> [YOUR INSTRUCTIONS] Gather all lines in the entries that include the word "inventors".

-- Start of DATA FOR THE TASK --

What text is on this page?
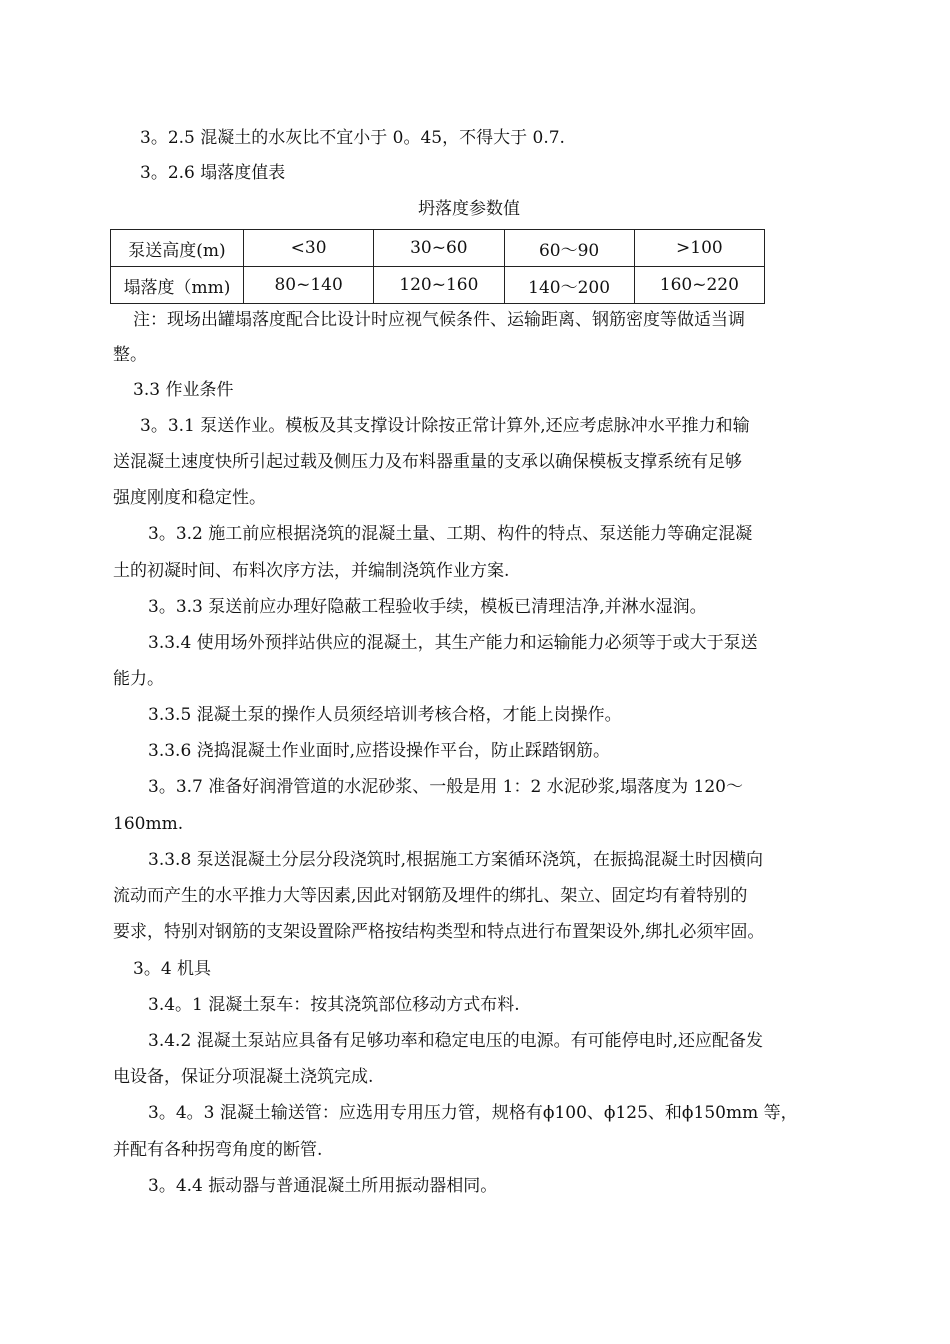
3。2.5 混凝土的水灰比不宜小于 0。45，不得大于 0.7.
3。2.6 塌落度值表
坍落度参数值
泵送高度(m)	<30	30~60	60～90	>100
塌落度（mm)	80~140	120~160	140～200	160~220
注：现场出罐塌落度配合比设计时应视气候条件、运输距离、钢筋密度等做适当调
整。
3.3 作业条件
3。3.1 泵送作业。模板及其支撑设计除按正常计算外,还应考虑脉冲水平推力和输
送混凝土速度快所引起过载及侧压力及布料器重量的支承以确保模板支撑系统有足够
强度刚度和稳定性。
3。3.2 施工前应根据浇筑的混凝土量、工期、构件的特点、泵送能力等确定混凝
土的初凝时间、布料次序方法，并编制浇筑作业方案.
3。3.3 泵送前应办理好隐蔽工程验收手续，模板已清理洁净,并淋水湿润。
3.3.4 使用场外预拌站供应的混凝土，其生产能力和运输能力必须等于或大于泵送
能力。
3.3.5 混凝土泵的操作人员须经培训考核合格，才能上岗操作。
3.3.6 浇捣混凝土作业面时,应搭设操作平台，防止踩踏钢筋。
3。3.7 准备好润滑管道的水泥砂浆、一般是用 1：2 水泥砂浆,塌落度为 120～
160mm.
3.3.8 泵送混凝土分层分段浇筑时,根据施工方案循环浇筑，在振捣混凝土时因横向
流动而产生的水平推力大等因素,因此对钢筋及埋件的绑扎、架立、固定均有着特别的
要求，特别对钢筋的支架设置除严格按结构类型和特点进行布置架设外,绑扎必须牢固。
3。4 机具
3.4。1 混凝土泵车：按其浇筑部位移动方式布料.
3.4.2 混凝土泵站应具备有足够功率和稳定电压的电源。有可能停电时,还应配备发
电设备，保证分项混凝土浇筑完成.
3。4。3 混凝土输送管：应选用专用压力管，规格有ϕ100、ϕ125、和ϕ150mm 等，
并配有各种拐弯角度的断管.
3。4.4 振动器与普通混凝土所用振动器相同。
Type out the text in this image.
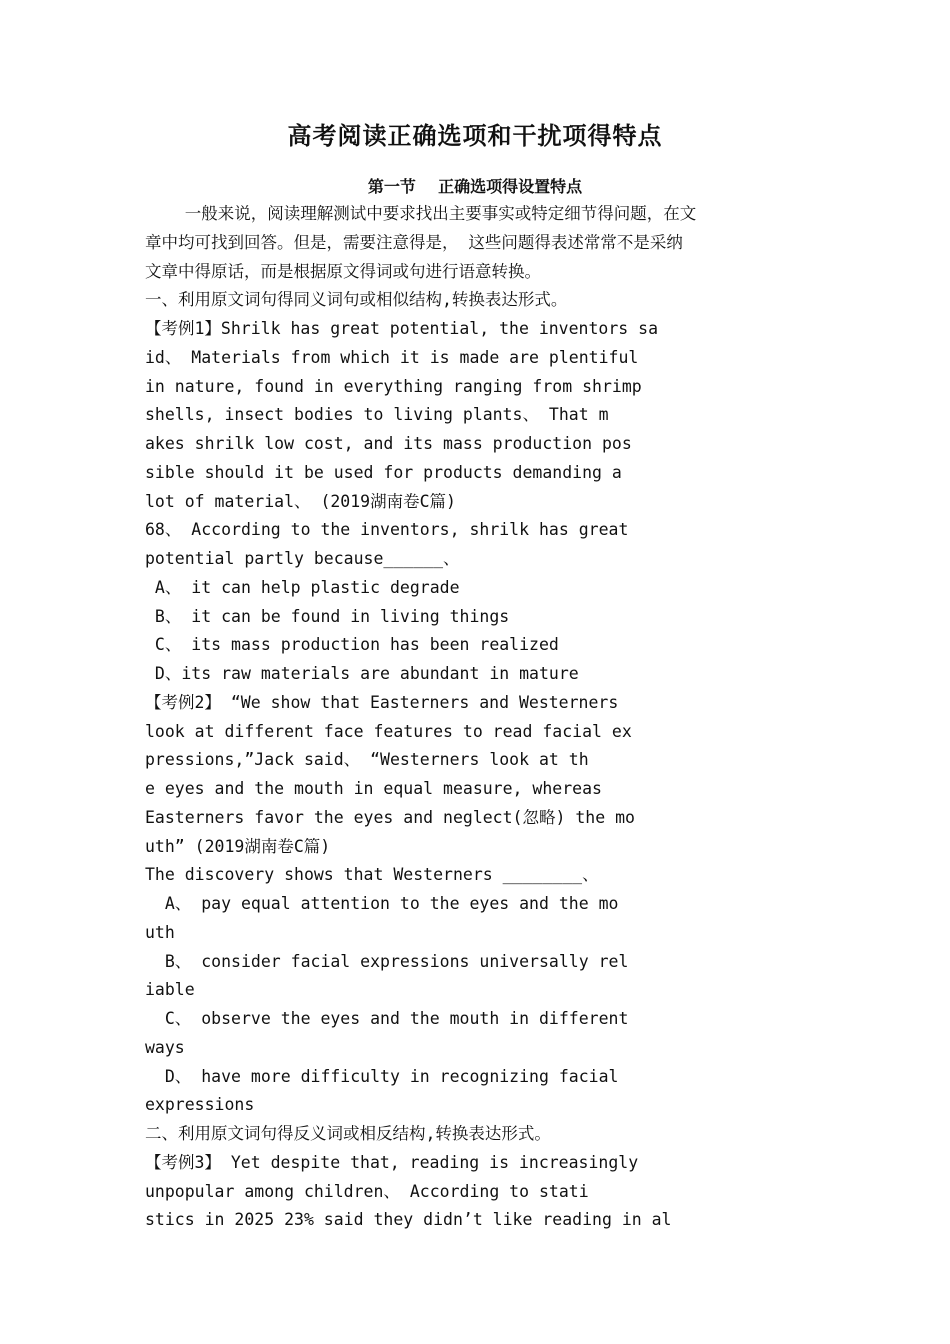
高考阅读正确选项和干扰项得特点
第一节    正确选项得设置特点
一般来说，阅读理解测试中要求找出主要事实或特定细节得问题，在文
章中均可找到回答。但是，需要注意得是， 这些问题得表述常常不是采纳
文章中得原话，而是根据原文得词或句进行语意转换。
一、利用原文词句得同义词句或相似结构,转换表达形式。
【考例1】Shrilk has great potential, the inventors sa
id、 Materials from which it is made are plentiful
in nature, found in everything ranging from shrimp
shells, insect bodies to living plants、 That m
akes shrilk low cost, and its mass production pos
sible should it be used for products demanding a
lot of material、 (2019湖南卷C篇)
68、 According to the inventors, shrilk has great
potential partly because______、
A、 it can help plastic degrade
B、 it can be found in living things
C、 its mass production has been realized
D、its raw materials are abundant in mature
【考例2】 “We show that Easterners and Westerners
look at different face features to read facial ex
pressions,”Jack said、 “Westerners look at th
e eyes and the mouth in equal measure, whereas
Easterners favor the eyes and neglect(忽略) the mo
uth” (2019湖南卷C篇)
The discovery shows that Westerners ________、
A、 pay equal attention to the eyes and the mo
uth
B、 consider facial expressions universally rel
iable
C、 observe the eyes and the mouth in different
ways
D、 have more difficulty in recognizing facial
expressions
二、利用原文词句得反义词或相反结构,转换表达形式。
【考例3】 Yet despite that, reading is increasingly
unpopular among children、 According to stati
stics in 2025 23% said they didn’t like reading in al
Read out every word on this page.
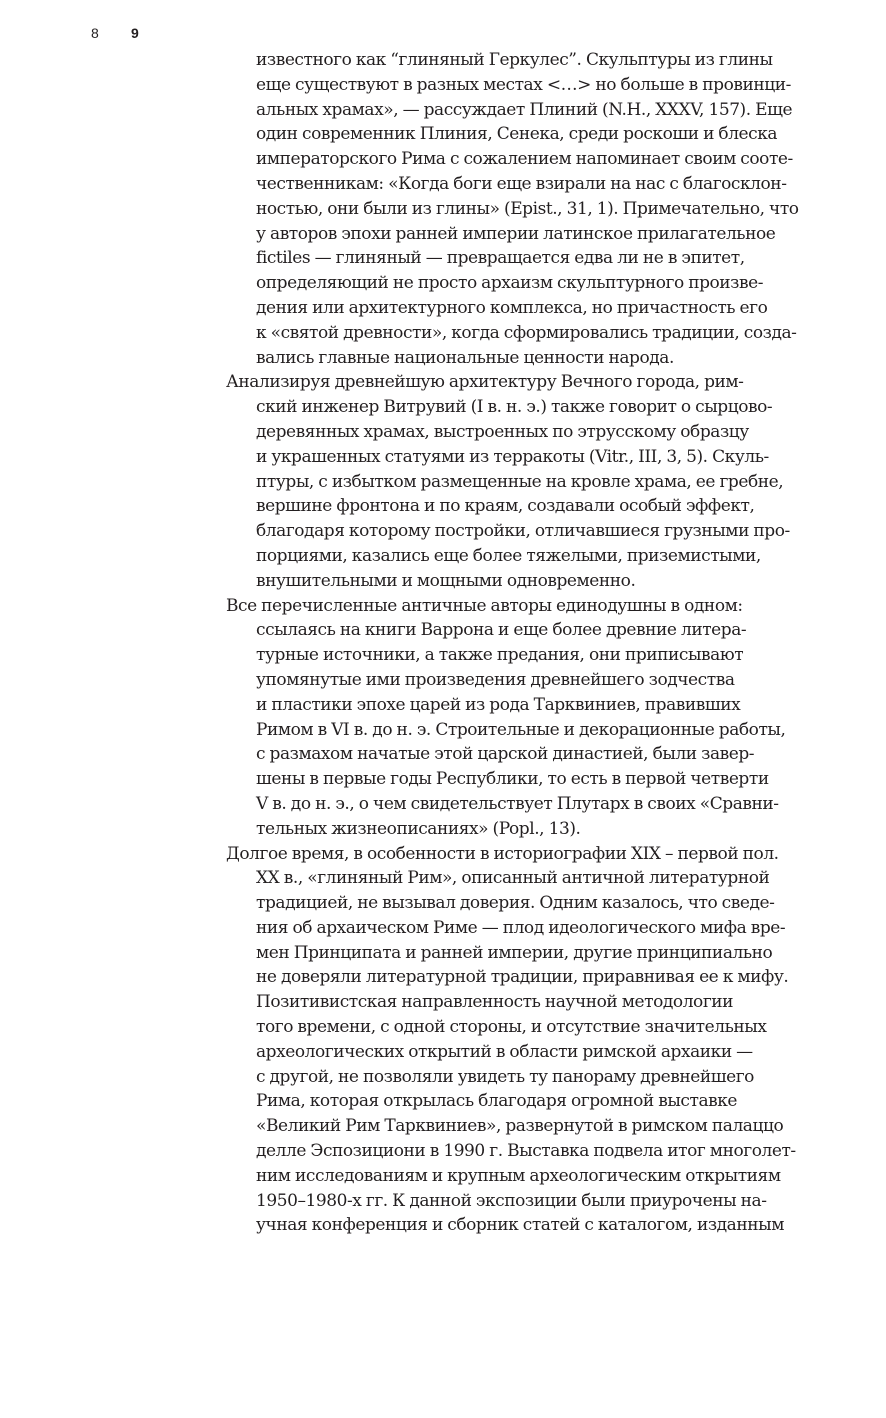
8 9

известного как “глиняный Геркулес”. Скульптуры из глины
еще существуют в разных местах <…> но больше в провинци-
альных храмах», — рассуждает Плиний (N.H., XXXV, 157). Еще
один современник Плиния, Сенека, среди роскоши и блеска
императорского Рима с сожалением напоминает своим соотe-
чественникам: «Когда боги еще взирали на нас с благосклон-
ностью, они были из глины» (Epist., 31, 1). Примечательно, что
у авторов эпохи ранней империи латинское прилагательное
fictiles — глиняный — превращается едва ли не в эпитет,
определяющий не просто архаизм скульптурного произве-
дения или архитектурного комплекса, но причастность его
к «святой древности», когда сформировались традиции, созда-
вались главные национальные ценности народа.

Анализируя древнейшую архитектуру Вечного города, рим-
ский инженер Витрувий (I в. н. э.) также говорит о сырцово-
деревянных храмах, выстроенных по этрусскому образцу
и украшенных статуями из терракоты (Vitr., III, 3, 5). Скуль-
птуры, с избытком размещенные на кровле храма, ее гребне,
вершине фронтона и по краям, создавали особый эффект,
благодаря которому постройки, отличавшиеся грузными про-
порциями, казались еще более тяжелыми, приземистыми,
внушительными и мощными одновременно.

Все перечисленные античные авторы единодушны в одном:
ссылаясь на книги Варрона и еще более древние литера-
турные источники, а также предания, они приписывают
упомянутые ими произведения древнейшего зодчества
и пластики эпохе царей из рода Тарквиниев, правивших
Римом в VI в. до н. э. Строительные и декорационные работы,
с размахом начатые этой царской династией, были завер-
шены в первые годы Республики, то есть в первой четверти
V в. до н. э., о чем свидетельствует Плутарх в своих «Сравни-
тельных жизнеописаниях» (Popl., 13).

Долгое время, в особенности в историографии XIX – первой пол.
XX в., «глиняный Рим», описанный античной литературной
традицией, не вызывал доверия. Одним казалось, что сведе-
ния об архаическом Риме — плод идеологического мифа вре-
мен Принципата и ранней империи, другие принципиально
не доверяли литературной традиции, приравнивая ее к мифу.
Позитивистская направленность научной методологии
того времени, с одной стороны, и отсутствие значительных
археологических открытий в области римской архаики —
с другой, не позволяли увидеть ту панораму древнейшего
Рима, которая открылась благодаря огромной выставке
«Великий Рим Тарквиниев», развернутой в римском палаццо
делле Эспозициони в 1990 г. Выставка подвела итог многолет-
ним исследованиям и крупным археологическим открытиям
1950–1980-х гг. К данной экспозиции были приурочены на-
учная конференция и сборник статей с каталогом, изданным
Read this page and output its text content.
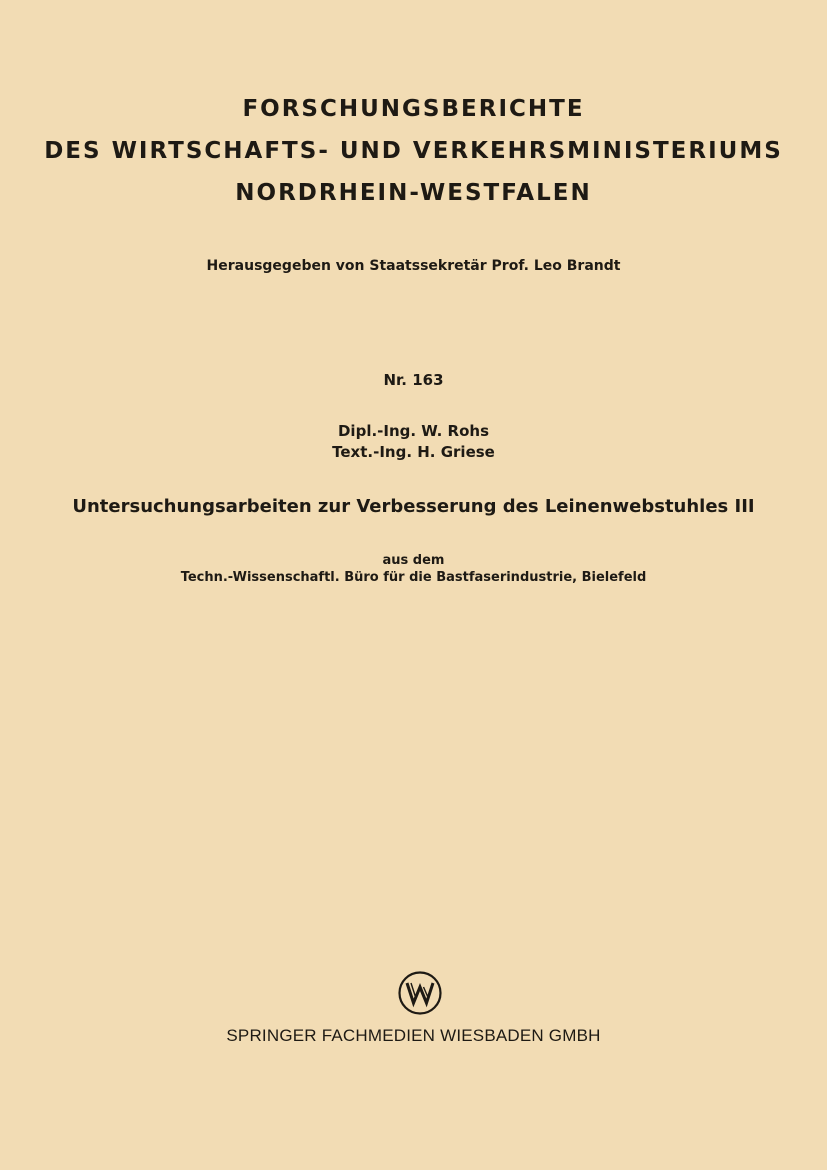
FORSCHUNGSBERICHTE

DES WIRTSCHAFTS- UND VERKEHRSMINISTERIUMS

NORDRHEIN-WESTFALEN

Herausgegeben von Staatssekretär Prof. Leo Brandt

Nr. 163

Dipl.-Ing. W. Rohs

Text.-Ing. H. Griese

Untersuchungsarbeiten zur Verbesserung des Leinenwebstuhles III

aus dem

Techn.-Wissenschaftl. Büro für die Bastfaserindustrie, Bielefeld

SPRINGER FACHMEDIEN WIESBADEN GMBH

-- End of DATA FOR THE TASK --

> [RESPONSE TO THIS TASK]
【考例1】Shrilk has great potential, the inventors sa
68、 According to the inventors, shrilk has great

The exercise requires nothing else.